### DATA ENTRIES
======
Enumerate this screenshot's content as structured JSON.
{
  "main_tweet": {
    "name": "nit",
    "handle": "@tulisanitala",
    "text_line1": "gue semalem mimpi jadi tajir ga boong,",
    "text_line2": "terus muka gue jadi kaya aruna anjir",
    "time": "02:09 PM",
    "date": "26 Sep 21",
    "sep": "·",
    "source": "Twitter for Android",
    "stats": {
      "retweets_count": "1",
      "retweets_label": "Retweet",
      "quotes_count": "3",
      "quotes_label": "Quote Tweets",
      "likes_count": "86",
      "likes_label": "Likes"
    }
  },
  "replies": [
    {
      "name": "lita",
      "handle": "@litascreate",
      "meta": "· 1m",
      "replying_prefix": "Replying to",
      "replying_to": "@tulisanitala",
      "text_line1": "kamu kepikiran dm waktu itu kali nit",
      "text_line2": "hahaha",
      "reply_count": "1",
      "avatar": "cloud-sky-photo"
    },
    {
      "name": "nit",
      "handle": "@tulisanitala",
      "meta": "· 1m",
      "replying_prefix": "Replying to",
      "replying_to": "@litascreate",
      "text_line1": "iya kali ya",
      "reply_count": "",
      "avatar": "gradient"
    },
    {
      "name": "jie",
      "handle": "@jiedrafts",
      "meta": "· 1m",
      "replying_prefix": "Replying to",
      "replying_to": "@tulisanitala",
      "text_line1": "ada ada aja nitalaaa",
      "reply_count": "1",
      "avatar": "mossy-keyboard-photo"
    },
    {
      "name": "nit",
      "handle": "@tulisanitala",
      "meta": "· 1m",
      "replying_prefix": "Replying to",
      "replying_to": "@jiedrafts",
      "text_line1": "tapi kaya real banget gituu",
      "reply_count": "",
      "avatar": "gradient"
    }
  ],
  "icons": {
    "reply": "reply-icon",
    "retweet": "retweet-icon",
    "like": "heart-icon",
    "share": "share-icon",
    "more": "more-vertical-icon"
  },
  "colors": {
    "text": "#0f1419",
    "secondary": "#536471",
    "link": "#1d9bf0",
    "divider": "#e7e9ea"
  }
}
======
### INSTRUCTIONS FOR THE TASK
Each of the records should be retyped exactly.

### ANSWER FOR THIS EXERCISE
Enumerate this screenshot's content as structured JSON.
{
  "main_tweet": {
    "name": "nit",
    "handle": "@tulisanitala",
    "text_line1": "gue semalem mimpi jadi tajir ga boong,",
    "text_line2": "terus muka gue jadi kaya aruna anjir",
    "time": "02:09 PM",
    "date": "26 Sep 21",
    "sep": "·",
    "source": "Twitter for Android",
    "stats": {
      "retweets_count": "1",
      "retweets_label": "Retweet",
      "quotes_count": "3",
      "quotes_label": "Quote Tweets",
      "likes_count": "86",
      "likes_label": "Likes"
    }
  },
  "replies": [
    {
      "name": "lita",
      "handle": "@litascreate",
      "meta": "· 1m",
      "replying_prefix": "Replying to",
      "replying_to": "@tulisanitala",
      "text_line1": "kamu kepikiran dm waktu itu kali nit",
      "text_line2": "hahaha",
      "reply_count": "1",
      "avatar": "cloud-sky-photo"
    },
    {
      "name": "nit",
      "handle": "@tulisanitala",
      "meta": "· 1m",
      "replying_prefix": "Replying to",
      "replying_to": "@litascreate",
      "text_line1": "iya kali ya",
      "reply_count": "",
      "avatar": "gradient"
    },
    {
      "name": "jie",
      "handle": "@jiedrafts",
      "meta": "· 1m",
      "replying_prefix": "Replying to",
      "replying_to": "@tulisanitala",
      "text_line1": "ada ada aja nitalaaa",
      "reply_count": "1",
      "avatar": "mossy-keyboard-photo"
    },
    {
      "name": "nit",
      "handle": "@tulisanitala",
      "meta": "· 1m",
      "replying_prefix": "Replying to",
      "replying_to": "@jiedrafts",
      "text_line1": "tapi kaya real banget gituu",
      "reply_count": "",
      "avatar": "gradient"
    }
  ],
  "icons": {
    "reply": "reply-icon",
    "retweet": "retweet-icon",
    "like": "heart-icon",
    "share": "share-icon",
    "more": "more-vertical-icon"
  },
  "colors": {
    "text": "#0f1419",
    "secondary": "#536471",
    "link": "#1d9bf0",
    "divider": "#e7e9ea"
  }
}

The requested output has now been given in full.